From the material below, list every line containing "Matlab".
##### Record excerpts #####
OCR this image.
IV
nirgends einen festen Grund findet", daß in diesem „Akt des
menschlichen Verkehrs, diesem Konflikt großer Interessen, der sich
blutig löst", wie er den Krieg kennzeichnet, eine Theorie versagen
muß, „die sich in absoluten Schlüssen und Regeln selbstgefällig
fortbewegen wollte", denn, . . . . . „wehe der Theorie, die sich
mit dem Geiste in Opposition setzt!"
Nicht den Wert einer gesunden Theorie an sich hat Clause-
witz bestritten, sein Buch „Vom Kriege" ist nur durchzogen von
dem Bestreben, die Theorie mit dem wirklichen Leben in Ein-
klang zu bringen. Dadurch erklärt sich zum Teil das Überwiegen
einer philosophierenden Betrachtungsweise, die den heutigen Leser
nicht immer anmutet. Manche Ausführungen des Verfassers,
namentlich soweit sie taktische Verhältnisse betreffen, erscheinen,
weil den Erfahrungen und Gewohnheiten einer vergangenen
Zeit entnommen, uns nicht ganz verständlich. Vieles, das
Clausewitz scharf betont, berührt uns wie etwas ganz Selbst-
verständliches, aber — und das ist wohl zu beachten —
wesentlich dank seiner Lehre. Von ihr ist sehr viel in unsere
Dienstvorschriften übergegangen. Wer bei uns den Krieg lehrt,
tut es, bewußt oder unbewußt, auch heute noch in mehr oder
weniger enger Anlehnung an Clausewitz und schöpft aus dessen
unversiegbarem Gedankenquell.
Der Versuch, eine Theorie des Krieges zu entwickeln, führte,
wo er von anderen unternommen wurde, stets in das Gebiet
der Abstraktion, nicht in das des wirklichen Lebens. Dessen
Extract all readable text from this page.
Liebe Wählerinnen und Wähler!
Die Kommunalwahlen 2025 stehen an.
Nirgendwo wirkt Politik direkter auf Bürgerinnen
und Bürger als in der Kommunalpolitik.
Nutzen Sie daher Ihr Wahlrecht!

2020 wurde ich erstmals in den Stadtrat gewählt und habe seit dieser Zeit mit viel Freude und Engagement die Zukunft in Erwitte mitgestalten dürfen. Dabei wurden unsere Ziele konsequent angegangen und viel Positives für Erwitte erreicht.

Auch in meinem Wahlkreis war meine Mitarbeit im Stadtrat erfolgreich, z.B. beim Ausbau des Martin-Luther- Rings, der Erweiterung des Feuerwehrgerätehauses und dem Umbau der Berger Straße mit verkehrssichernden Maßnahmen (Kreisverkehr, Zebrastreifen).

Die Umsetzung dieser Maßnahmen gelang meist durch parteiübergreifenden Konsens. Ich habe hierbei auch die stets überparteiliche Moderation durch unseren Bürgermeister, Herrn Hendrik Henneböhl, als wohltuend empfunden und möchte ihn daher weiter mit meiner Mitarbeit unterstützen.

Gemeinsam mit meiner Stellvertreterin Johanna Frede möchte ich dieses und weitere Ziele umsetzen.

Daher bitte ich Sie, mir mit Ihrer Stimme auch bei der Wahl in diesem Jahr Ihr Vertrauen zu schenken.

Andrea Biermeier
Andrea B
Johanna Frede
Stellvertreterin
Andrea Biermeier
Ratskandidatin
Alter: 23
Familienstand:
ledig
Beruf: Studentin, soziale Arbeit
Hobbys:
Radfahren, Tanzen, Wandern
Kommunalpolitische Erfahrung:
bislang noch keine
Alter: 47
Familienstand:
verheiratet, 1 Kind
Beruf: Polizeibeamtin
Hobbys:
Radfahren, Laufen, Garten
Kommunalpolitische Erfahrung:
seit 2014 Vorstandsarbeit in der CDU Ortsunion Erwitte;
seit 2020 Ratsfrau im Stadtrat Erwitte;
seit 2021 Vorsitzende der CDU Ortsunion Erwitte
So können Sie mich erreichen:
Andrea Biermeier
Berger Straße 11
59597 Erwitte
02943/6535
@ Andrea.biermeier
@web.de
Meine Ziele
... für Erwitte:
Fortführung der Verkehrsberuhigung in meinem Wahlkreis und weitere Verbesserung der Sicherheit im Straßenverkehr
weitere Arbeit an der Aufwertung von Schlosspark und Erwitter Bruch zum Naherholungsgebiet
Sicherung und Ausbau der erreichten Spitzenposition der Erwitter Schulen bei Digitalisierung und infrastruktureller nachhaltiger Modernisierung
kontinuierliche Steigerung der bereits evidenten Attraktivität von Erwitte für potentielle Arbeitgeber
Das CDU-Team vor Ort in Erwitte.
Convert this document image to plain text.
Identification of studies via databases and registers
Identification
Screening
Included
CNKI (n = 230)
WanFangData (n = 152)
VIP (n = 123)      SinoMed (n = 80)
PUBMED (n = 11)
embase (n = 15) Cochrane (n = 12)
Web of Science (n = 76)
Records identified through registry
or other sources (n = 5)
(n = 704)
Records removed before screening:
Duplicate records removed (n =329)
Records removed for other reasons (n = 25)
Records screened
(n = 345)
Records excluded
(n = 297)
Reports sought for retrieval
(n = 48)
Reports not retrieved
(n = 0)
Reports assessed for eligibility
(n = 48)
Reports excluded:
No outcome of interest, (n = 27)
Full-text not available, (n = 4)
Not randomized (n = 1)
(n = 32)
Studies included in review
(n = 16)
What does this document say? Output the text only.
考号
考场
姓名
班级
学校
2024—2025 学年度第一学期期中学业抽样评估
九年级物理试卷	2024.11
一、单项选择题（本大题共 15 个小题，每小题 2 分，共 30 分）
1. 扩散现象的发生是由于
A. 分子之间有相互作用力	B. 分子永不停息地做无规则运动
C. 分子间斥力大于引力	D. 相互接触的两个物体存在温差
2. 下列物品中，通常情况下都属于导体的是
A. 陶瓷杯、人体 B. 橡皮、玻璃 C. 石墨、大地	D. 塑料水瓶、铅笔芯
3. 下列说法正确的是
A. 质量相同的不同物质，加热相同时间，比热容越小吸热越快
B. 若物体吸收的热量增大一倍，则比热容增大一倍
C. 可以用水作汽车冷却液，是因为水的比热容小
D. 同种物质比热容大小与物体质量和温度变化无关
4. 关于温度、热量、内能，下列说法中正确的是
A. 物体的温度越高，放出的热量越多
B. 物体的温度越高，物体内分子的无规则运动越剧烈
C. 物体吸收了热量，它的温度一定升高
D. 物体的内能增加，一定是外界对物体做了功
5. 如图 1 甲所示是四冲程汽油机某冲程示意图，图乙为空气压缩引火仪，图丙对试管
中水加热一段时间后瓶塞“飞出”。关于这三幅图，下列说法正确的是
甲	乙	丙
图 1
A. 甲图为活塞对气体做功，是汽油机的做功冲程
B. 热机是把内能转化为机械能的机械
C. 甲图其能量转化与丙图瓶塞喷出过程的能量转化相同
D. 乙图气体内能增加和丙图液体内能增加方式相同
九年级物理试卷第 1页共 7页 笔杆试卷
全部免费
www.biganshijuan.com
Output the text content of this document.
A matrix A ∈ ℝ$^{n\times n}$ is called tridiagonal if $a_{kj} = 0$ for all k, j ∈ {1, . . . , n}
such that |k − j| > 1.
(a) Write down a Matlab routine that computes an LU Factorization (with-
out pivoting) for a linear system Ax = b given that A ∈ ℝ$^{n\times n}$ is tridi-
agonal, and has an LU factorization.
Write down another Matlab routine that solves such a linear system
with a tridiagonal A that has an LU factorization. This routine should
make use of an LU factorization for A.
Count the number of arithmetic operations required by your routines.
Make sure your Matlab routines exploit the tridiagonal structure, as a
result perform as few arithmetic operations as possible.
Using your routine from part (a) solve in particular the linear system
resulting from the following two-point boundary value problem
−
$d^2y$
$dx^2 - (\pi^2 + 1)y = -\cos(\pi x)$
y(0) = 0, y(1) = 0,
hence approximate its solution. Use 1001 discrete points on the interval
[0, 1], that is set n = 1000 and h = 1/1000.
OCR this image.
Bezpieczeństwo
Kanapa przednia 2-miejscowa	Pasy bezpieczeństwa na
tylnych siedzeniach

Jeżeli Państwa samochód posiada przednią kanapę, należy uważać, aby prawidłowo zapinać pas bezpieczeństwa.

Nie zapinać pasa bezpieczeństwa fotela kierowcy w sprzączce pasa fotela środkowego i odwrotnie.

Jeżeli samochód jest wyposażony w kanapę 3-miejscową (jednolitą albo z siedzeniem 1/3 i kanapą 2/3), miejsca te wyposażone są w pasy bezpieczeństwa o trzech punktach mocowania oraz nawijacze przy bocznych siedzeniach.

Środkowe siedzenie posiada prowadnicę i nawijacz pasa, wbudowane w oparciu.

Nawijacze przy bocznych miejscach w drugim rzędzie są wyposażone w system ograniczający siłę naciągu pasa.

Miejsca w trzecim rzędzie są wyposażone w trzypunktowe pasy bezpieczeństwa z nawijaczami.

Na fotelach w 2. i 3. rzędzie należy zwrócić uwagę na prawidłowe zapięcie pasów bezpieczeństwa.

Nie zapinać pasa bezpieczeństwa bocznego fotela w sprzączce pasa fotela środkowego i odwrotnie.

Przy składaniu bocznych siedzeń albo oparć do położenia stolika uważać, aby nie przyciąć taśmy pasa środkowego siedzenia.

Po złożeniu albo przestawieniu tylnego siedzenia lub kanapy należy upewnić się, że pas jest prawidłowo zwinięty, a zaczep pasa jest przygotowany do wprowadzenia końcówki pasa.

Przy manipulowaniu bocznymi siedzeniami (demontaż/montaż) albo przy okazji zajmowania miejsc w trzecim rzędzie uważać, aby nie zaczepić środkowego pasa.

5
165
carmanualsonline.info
#####
*Correct output*:
(a) Write down a Matlab routine that computes an LU Factorization (with-
Write down another Matlab routine that solves such a linear system
Make sure your Matlab routines exploit the tridiagonal structure, as a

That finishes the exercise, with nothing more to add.